### WHAT IS REQUIRED
For the copy, please give all of the data again exactly and leave the pictures out.

### ENTRIES PROVIDED

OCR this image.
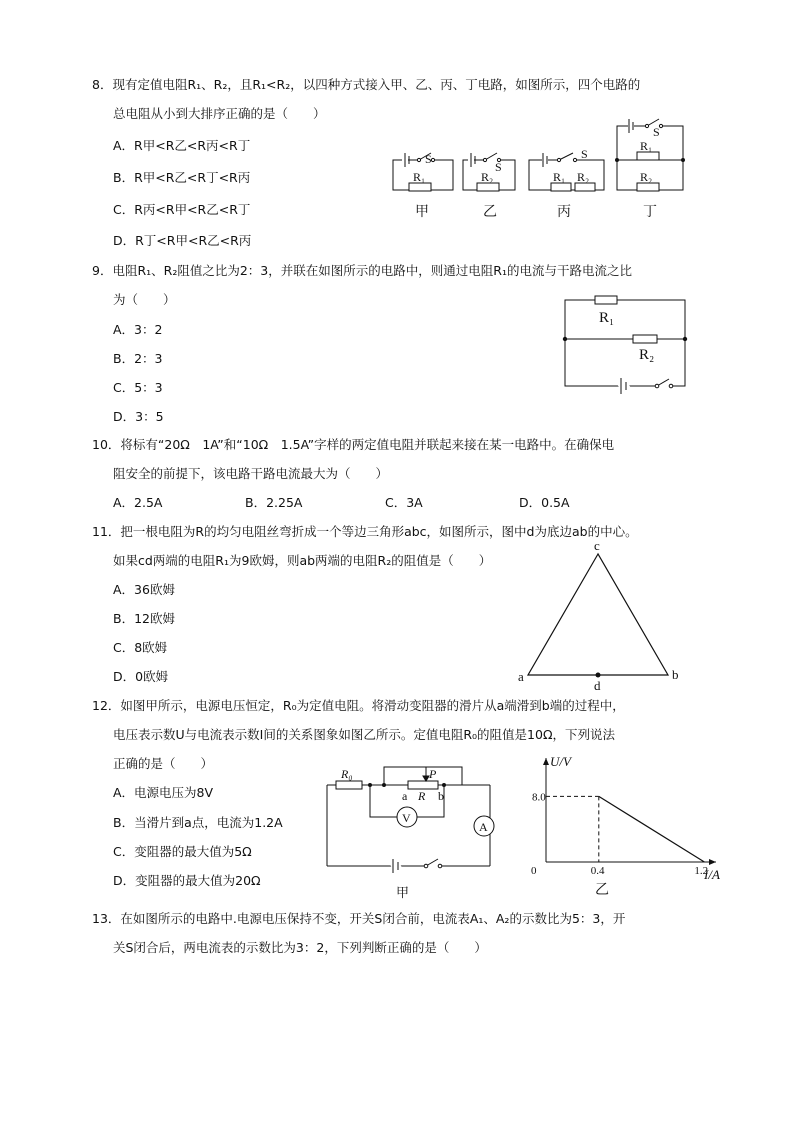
8．现有定值电阻R₁、R₂，且R₁<R₂，以四种方式接入甲、乙、丙、丁电路，如图所示，四个电路的
总电阻从小到大排序正确的是（　　）
A．R甲<R乙<R丙<R丁
B．R甲<R乙<R丁<R丙
C．R丙<R甲<R乙<R丁
D．R丁<R甲<R乙<R丙
S
R₁
甲
S
R₂
乙
S
R₁ R₂
丙
S
R₁
R₂
丁
9．电阻R₁、R₂阻值之比为2：3，并联在如图所示的电路中，则通过电阻R₁的电流与干路电流之比
为（　　）
A．3：2
B．2：3
C．5：3
D．3：5
R₁
R₂
10．将标有“20Ω　1A”和“10Ω　1.5A”字样的两定值电阻并联起来接在某一电路中。在确保电
阻安全的前提下，该电路干路电流最大为（　　）
A．2.5A	B．2.25A	C．3A	D．0.5A
11．把一根电阻为R的均匀电阻丝弯折成一个等边三角形abc，如图所示，图中d为底边ab的中心。
如果cd两端的电阻R₁为9欧姆，则ab两端的电阻R₂的阻值是（　　）
A．36欧姆
B．12欧姆
C．8欧姆
D．0欧姆
c
a	b
d
12．如图甲所示，电源电压恒定，R₀为定值电阻。将滑动变阻器的滑片从a端滑到b端的过程中，
电压表示数U与电流表示数I间的关系图象如图乙所示。定值电阻R₀的阻值是10Ω，下列说法
正确的是（　　）
A．电源电压为8V
B．当滑片到a点，电流为1.2A
C．变阻器的最大值为5Ω
D．变阻器的最大值为20Ω
R₀	P
a R b
V
A
甲
8.0
0.4	1.2
U/V
I/A
0
乙
13．在如图所示的电路中.电源电压保持不变，开关S闭合前，电流表A₁、A₂的示数比为5：3，开
关S闭合后，两电流表的示数比为3：2，下列判断正确的是（　　）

### TASK SOLUTION
OCR this image.
8．现有定值电阻R₁、R₂，且R₁<R₂，以四种方式接入甲、乙、丙、丁电路，如图所示，四个电路的
总电阻从小到大排序正确的是（　　）
A．R甲<R乙<R丙<R丁
B．R甲<R乙<R丁<R丙
C．R丙<R甲<R乙<R丁
D．R丁<R甲<R乙<R丙
S
R₁
甲
S
R₂
乙
S
R₁ R₂
丙
S
R₁
R₂
丁
9．电阻R₁、R₂阻值之比为2：3，并联在如图所示的电路中，则通过电阻R₁的电流与干路电流之比
为（　　）
A．3：2
B．2：3
C．5：3
D．3：5
R₁
R₂
10．将标有“20Ω　1A”和“10Ω　1.5A”字样的两定值电阻并联起来接在某一电路中。在确保电
阻安全的前提下，该电路干路电流最大为（　　）
A．2.5A	B．2.25A	C．3A	D．0.5A
11．把一根电阻为R的均匀电阻丝弯折成一个等边三角形abc，如图所示，图中d为底边ab的中心。
如果cd两端的电阻R₁为9欧姆，则ab两端的电阻R₂的阻值是（　　）
A．36欧姆
B．12欧姆
C．8欧姆
D．0欧姆
c
a	b
d
12．如图甲所示，电源电压恒定，R₀为定值电阻。将滑动变阻器的滑片从a端滑到b端的过程中，
电压表示数U与电流表示数I间的关系图象如图乙所示。定值电阻R₀的阻值是10Ω，下列说法
正确的是（　　）
A．电源电压为8V
B．当滑片到a点，电流为1.2A
C．变阻器的最大值为5Ω
D．变阻器的最大值为20Ω
R₀	P
a R b
V
A
甲
8.0
0.4	1.2
U/V
I/A
0
乙
13．在如图所示的电路中.电源电压保持不变，开关S闭合前，电流表A₁、A₂的示数比为5：3，开
关S闭合后，两电流表的示数比为3：2，下列判断正确的是（　　）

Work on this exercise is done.